(The records begins)
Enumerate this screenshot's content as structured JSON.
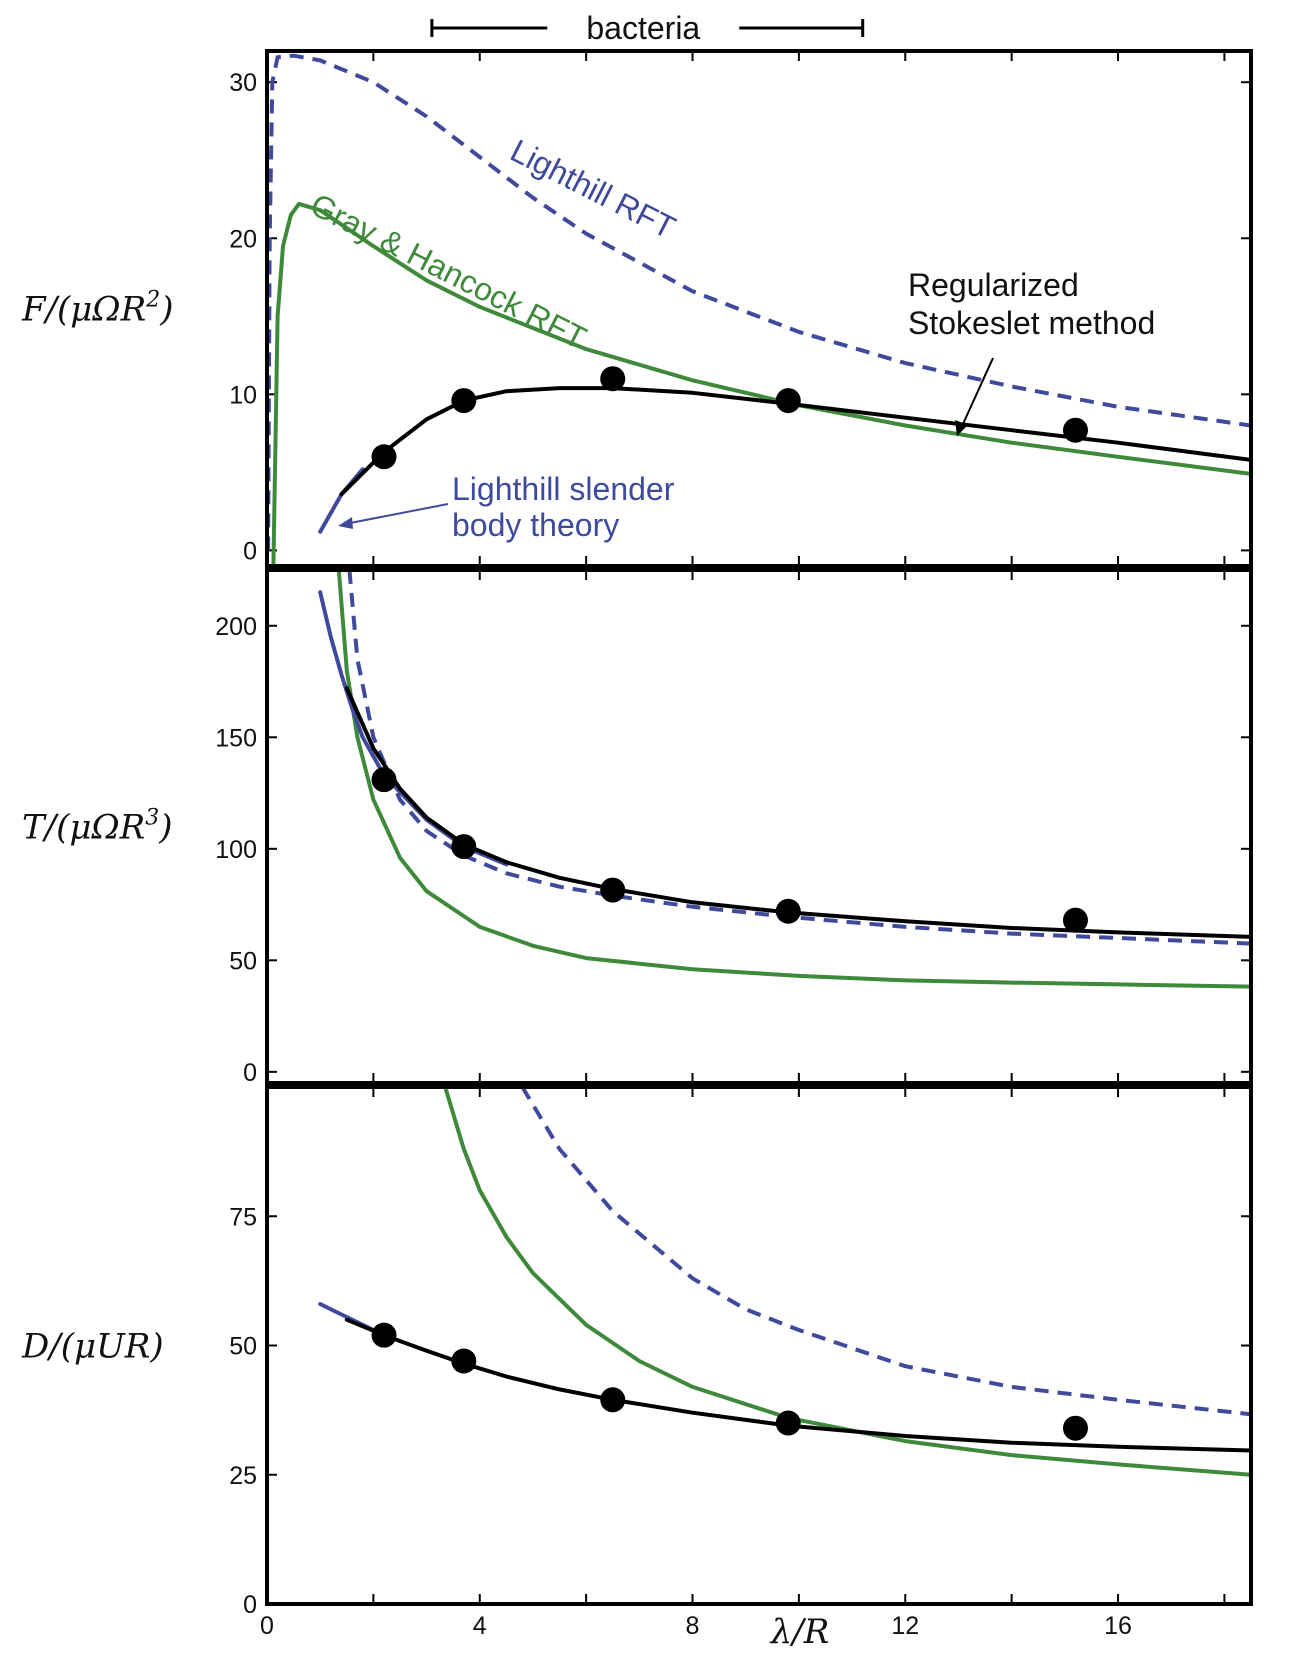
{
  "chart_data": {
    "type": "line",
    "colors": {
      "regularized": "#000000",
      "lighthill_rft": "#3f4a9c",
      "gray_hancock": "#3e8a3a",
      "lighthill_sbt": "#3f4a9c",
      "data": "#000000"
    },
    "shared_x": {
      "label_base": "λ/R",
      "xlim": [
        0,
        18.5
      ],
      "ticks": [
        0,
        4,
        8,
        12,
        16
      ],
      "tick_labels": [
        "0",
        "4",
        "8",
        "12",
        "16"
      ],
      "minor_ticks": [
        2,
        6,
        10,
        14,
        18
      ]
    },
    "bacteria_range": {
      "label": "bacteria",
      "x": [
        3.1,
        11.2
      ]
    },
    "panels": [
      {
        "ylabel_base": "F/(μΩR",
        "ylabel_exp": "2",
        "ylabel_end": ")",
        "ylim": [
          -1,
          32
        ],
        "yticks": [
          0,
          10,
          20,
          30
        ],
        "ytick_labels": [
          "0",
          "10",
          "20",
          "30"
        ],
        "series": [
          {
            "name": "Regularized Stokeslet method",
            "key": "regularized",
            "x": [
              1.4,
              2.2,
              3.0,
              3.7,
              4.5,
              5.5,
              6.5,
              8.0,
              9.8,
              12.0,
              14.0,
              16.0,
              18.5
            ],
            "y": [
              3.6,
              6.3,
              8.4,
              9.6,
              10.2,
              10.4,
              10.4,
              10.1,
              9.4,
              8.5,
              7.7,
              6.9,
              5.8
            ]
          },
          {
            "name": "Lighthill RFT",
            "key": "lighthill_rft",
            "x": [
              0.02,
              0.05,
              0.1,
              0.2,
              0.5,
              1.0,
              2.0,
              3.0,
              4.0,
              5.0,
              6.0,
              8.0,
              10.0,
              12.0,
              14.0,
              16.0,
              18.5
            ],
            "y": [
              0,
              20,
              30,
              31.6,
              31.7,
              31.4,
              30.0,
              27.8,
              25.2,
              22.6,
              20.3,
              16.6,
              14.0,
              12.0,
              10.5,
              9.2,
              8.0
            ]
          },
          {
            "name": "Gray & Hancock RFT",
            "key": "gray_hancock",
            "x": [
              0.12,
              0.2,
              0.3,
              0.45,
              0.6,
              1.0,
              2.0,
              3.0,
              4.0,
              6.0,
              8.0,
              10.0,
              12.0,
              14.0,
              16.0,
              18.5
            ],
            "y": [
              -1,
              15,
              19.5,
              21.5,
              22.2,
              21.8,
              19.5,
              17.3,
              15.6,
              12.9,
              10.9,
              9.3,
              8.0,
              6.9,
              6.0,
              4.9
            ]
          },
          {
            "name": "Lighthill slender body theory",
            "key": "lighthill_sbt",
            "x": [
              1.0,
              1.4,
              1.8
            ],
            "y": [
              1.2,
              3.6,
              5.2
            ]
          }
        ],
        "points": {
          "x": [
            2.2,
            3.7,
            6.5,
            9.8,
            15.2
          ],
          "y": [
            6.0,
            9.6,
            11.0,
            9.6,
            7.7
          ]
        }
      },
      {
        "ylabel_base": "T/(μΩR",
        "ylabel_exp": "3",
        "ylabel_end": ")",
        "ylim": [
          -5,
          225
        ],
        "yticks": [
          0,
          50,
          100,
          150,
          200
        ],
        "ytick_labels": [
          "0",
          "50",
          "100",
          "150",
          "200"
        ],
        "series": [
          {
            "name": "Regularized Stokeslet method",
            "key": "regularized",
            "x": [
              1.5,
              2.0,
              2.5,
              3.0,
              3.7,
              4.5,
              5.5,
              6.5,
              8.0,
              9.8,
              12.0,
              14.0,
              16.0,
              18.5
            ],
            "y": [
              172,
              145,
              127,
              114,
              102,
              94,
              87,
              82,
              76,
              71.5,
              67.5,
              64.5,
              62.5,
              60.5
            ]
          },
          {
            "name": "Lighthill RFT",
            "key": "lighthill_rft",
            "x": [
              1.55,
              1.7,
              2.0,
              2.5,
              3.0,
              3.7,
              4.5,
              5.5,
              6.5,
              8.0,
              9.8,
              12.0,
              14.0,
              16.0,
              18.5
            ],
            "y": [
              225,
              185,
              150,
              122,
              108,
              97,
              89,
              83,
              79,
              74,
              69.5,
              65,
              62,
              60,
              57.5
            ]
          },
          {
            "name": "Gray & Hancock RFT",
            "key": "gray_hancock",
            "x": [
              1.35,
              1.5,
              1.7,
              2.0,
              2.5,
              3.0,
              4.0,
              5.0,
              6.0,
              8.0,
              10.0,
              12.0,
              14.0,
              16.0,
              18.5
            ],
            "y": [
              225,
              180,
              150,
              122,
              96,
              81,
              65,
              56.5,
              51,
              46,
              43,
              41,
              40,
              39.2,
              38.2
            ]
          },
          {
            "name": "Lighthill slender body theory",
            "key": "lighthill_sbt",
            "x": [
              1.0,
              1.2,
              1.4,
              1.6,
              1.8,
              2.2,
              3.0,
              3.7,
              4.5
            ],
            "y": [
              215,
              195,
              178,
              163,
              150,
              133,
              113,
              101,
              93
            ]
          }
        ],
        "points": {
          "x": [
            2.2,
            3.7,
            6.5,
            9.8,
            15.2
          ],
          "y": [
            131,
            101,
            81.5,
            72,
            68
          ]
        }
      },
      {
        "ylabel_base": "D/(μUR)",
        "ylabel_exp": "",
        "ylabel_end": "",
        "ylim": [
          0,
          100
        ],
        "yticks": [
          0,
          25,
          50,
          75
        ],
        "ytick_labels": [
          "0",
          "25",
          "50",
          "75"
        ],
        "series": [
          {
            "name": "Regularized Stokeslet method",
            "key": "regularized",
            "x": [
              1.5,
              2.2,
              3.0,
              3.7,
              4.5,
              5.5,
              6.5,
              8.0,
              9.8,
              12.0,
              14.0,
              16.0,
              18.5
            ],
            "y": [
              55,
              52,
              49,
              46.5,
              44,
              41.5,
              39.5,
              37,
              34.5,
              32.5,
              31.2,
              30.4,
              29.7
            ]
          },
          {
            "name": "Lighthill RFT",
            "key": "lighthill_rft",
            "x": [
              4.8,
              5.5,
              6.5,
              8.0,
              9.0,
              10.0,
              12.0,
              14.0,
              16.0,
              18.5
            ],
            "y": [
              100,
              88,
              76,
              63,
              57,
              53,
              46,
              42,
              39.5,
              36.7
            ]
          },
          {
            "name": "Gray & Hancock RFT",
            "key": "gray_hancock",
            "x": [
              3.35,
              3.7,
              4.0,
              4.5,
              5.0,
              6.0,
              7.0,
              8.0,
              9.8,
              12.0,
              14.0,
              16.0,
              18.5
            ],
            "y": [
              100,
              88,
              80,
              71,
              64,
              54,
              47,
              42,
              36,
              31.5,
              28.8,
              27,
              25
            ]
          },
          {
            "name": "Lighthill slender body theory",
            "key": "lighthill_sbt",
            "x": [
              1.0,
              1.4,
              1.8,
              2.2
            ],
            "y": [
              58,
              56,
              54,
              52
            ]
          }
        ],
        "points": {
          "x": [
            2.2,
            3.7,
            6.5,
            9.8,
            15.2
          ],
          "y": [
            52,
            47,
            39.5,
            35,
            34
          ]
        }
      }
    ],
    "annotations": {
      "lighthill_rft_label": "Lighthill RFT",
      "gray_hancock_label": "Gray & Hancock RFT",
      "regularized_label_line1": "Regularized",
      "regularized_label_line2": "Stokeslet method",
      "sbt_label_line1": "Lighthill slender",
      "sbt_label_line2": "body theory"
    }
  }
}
(The records ends)
(The records begins)
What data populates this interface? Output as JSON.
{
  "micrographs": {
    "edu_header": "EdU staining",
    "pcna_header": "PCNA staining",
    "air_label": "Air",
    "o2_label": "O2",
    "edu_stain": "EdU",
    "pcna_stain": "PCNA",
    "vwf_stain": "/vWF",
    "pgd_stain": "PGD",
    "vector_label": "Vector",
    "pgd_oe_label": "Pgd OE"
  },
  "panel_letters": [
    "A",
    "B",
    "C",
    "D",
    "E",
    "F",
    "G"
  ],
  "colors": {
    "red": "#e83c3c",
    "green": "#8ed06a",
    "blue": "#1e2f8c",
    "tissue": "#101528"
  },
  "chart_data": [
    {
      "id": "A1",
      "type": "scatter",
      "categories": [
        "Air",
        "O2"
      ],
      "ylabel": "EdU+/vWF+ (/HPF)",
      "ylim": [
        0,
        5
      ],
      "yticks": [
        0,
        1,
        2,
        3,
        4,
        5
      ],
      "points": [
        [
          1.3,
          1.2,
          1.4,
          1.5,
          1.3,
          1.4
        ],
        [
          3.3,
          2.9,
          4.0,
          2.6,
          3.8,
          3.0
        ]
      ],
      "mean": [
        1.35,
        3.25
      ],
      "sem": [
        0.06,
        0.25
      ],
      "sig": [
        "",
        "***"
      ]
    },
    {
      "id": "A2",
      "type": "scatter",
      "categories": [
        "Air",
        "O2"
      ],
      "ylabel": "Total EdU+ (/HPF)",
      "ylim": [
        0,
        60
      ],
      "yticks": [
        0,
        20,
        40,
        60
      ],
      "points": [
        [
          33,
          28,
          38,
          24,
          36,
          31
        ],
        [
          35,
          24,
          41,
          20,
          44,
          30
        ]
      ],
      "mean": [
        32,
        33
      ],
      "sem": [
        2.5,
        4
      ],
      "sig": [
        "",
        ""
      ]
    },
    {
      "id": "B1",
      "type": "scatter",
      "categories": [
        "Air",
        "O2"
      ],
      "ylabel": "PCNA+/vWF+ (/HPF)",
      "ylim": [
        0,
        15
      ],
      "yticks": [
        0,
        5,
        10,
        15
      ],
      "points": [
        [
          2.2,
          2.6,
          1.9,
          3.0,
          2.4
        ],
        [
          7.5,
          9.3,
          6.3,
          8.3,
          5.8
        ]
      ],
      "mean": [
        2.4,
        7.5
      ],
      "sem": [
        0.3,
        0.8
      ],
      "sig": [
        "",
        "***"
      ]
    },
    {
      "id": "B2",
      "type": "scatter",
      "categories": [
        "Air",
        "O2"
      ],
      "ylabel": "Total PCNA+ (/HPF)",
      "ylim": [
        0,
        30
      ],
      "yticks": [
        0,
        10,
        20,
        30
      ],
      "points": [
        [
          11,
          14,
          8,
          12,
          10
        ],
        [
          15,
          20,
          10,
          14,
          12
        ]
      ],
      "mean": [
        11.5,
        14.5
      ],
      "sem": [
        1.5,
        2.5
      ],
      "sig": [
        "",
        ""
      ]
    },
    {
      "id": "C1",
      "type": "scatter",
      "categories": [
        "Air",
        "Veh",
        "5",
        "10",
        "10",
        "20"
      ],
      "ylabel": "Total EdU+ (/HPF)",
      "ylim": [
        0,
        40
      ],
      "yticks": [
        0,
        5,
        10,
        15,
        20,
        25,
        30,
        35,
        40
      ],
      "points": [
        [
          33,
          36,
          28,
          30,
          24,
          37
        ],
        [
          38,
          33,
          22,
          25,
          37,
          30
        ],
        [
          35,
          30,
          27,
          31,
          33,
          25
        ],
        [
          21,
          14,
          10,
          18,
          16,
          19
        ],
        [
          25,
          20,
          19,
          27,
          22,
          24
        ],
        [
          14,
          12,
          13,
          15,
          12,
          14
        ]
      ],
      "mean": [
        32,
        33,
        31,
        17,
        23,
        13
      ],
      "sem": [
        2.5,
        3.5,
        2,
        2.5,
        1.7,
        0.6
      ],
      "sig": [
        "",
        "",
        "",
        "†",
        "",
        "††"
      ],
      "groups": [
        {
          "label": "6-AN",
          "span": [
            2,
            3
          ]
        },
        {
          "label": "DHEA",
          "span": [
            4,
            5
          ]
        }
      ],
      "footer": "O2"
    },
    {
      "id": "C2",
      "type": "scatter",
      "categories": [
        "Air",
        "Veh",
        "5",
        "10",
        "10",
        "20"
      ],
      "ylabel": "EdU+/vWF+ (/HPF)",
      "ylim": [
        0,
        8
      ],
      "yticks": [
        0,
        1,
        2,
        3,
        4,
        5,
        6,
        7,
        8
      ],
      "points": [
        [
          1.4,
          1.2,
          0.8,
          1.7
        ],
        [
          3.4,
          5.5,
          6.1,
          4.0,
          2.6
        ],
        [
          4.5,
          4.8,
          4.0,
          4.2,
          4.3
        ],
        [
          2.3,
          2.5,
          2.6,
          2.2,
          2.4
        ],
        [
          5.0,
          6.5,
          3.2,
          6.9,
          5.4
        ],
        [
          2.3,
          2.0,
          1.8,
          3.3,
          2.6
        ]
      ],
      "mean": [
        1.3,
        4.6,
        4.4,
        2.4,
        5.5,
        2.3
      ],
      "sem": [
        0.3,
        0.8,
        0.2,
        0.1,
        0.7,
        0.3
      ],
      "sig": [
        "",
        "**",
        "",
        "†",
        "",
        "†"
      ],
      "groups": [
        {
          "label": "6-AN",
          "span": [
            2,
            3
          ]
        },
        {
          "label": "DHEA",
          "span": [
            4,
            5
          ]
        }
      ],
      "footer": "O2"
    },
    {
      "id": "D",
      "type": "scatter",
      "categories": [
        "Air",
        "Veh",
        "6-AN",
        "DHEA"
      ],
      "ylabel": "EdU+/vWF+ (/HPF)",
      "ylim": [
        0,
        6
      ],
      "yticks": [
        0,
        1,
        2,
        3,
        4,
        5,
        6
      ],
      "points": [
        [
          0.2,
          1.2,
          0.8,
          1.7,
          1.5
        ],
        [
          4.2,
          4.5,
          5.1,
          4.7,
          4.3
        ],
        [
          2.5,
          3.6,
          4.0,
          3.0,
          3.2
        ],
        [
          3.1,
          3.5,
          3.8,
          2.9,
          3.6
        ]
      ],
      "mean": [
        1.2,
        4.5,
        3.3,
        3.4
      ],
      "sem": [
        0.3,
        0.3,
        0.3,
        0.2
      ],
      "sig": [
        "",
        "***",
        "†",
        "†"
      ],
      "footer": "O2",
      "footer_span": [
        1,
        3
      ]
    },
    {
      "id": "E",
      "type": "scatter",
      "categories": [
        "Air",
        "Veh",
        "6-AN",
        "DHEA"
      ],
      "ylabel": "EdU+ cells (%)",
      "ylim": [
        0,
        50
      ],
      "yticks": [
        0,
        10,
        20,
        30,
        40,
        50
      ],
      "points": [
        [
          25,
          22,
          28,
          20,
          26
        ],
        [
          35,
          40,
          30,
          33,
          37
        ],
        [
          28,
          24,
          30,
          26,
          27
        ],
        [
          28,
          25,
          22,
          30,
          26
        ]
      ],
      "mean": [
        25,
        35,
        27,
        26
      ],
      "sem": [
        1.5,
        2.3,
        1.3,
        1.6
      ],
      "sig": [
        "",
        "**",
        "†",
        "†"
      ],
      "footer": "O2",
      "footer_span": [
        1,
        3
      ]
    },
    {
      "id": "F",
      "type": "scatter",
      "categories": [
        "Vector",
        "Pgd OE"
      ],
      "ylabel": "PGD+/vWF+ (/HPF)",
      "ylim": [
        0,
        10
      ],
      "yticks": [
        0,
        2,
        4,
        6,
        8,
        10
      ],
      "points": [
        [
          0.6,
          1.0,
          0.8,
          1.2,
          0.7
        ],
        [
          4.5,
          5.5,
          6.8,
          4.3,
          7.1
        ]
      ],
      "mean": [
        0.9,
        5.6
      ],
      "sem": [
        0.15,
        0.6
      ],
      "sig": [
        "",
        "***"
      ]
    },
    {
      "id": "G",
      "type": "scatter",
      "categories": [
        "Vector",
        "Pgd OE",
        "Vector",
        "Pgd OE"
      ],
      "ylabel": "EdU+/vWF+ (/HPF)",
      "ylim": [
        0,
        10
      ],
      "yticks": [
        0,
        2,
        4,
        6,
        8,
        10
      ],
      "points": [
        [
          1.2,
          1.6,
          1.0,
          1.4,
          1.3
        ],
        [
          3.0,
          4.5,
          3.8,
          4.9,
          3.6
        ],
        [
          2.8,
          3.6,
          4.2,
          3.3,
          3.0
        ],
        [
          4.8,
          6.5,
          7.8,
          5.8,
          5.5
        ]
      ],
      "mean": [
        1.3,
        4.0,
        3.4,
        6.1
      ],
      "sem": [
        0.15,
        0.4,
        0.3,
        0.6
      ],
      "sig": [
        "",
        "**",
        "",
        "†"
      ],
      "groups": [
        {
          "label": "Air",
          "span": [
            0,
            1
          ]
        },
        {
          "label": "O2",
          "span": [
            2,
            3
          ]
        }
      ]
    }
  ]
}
(The records ends)
Only lines with the word "staining" belong in the answer; copy each of them from the material above.

    "edu_header": "EdU staining",
    "pcna_header": "PCNA staining",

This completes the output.